— Written instruction —
Locate the string "научно" in the records below. Copy every line where it occurs.

— The records —

☆ ☆ ☆ ☆ ☆

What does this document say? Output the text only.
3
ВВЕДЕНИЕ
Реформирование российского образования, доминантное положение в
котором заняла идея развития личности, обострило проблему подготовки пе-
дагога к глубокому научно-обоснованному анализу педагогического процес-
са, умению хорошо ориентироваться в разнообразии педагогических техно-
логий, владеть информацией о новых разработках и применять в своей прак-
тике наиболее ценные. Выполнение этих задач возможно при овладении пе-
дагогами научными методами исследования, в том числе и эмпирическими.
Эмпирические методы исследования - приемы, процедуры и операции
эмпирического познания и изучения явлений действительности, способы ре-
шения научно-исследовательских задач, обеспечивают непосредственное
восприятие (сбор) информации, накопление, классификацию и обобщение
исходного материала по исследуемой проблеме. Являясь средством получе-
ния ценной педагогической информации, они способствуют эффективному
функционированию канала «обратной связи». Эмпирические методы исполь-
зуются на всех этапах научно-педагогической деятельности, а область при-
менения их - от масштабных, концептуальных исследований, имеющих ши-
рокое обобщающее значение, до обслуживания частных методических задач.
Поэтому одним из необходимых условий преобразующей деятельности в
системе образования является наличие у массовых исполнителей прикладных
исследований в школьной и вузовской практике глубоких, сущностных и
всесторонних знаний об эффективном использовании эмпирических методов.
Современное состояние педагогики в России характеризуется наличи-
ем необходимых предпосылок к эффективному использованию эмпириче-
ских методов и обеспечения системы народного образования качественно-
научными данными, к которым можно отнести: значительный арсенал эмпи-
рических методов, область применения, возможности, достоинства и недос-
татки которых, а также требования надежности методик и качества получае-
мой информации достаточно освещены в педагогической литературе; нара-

☆ ☆ ☆ ☆ ☆

— The answer —
дагога к глубокому научно-обоснованному анализу педагогического процес-
шения научно-исследовательских задач, обеспечивают непосредственное
зуются на всех этапах научно-педагогической деятельности, а область при-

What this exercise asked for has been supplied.